__Data supplied__:
○ ○ ○ ○ ○ ○ ○
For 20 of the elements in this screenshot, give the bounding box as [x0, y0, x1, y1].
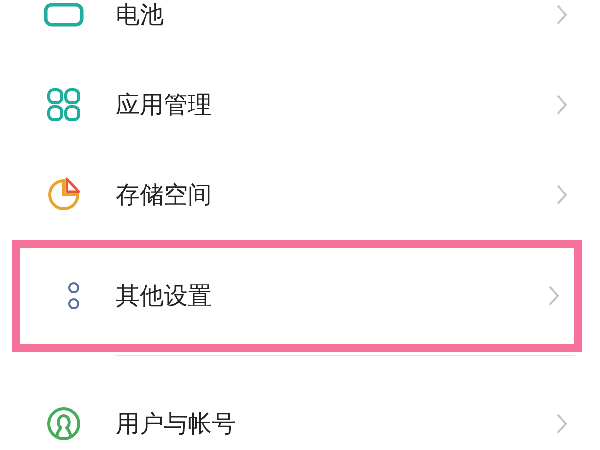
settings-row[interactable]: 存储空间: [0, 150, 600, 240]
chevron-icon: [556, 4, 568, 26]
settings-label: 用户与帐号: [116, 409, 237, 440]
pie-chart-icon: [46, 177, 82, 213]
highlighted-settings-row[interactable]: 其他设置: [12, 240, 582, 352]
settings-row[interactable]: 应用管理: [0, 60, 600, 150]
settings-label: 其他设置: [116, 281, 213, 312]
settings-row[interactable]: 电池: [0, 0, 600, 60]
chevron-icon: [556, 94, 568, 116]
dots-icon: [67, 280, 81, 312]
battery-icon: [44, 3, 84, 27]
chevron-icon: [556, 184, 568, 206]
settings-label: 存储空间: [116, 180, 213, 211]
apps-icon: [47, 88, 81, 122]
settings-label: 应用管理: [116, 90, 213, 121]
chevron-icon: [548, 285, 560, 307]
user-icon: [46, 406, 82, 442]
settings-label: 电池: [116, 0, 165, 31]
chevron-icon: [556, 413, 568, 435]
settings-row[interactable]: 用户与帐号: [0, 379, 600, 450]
○ ○ ○ ○ ○ ○ ○
__Directions for this task__: Copy out every line of the entries above without any changes, but leave out the picture.

__Right answer__:
For 20 of the elements in this screenshot, give the bounding box as [x0, y0, x1, y1].
settings-row[interactable]: 存储空间: [0, 150, 600, 240]
chevron-icon: [556, 4, 568, 26]
settings-label: 用户与帐号: [116, 409, 237, 440]
pie-chart-icon: [46, 177, 82, 213]
highlighted-settings-row[interactable]: 其他设置: [12, 240, 582, 352]
settings-row[interactable]: 应用管理: [0, 60, 600, 150]
settings-label: 其他设置: [116, 281, 213, 312]
settings-row[interactable]: 电池: [0, 0, 600, 60]
chevron-icon: [556, 94, 568, 116]
dots-icon: [67, 280, 81, 312]
battery-icon: [44, 3, 84, 27]
chevron-icon: [556, 184, 568, 206]
settings-label: 存储空间: [116, 180, 213, 211]
apps-icon: [47, 88, 81, 122]
settings-label: 应用管理: [116, 90, 213, 121]
chevron-icon: [548, 285, 560, 307]
user-icon: [46, 406, 82, 442]
settings-label: 电池: [116, 0, 165, 31]
chevron-icon: [556, 413, 568, 435]
settings-row[interactable]: 用户与帐号: [0, 379, 600, 450]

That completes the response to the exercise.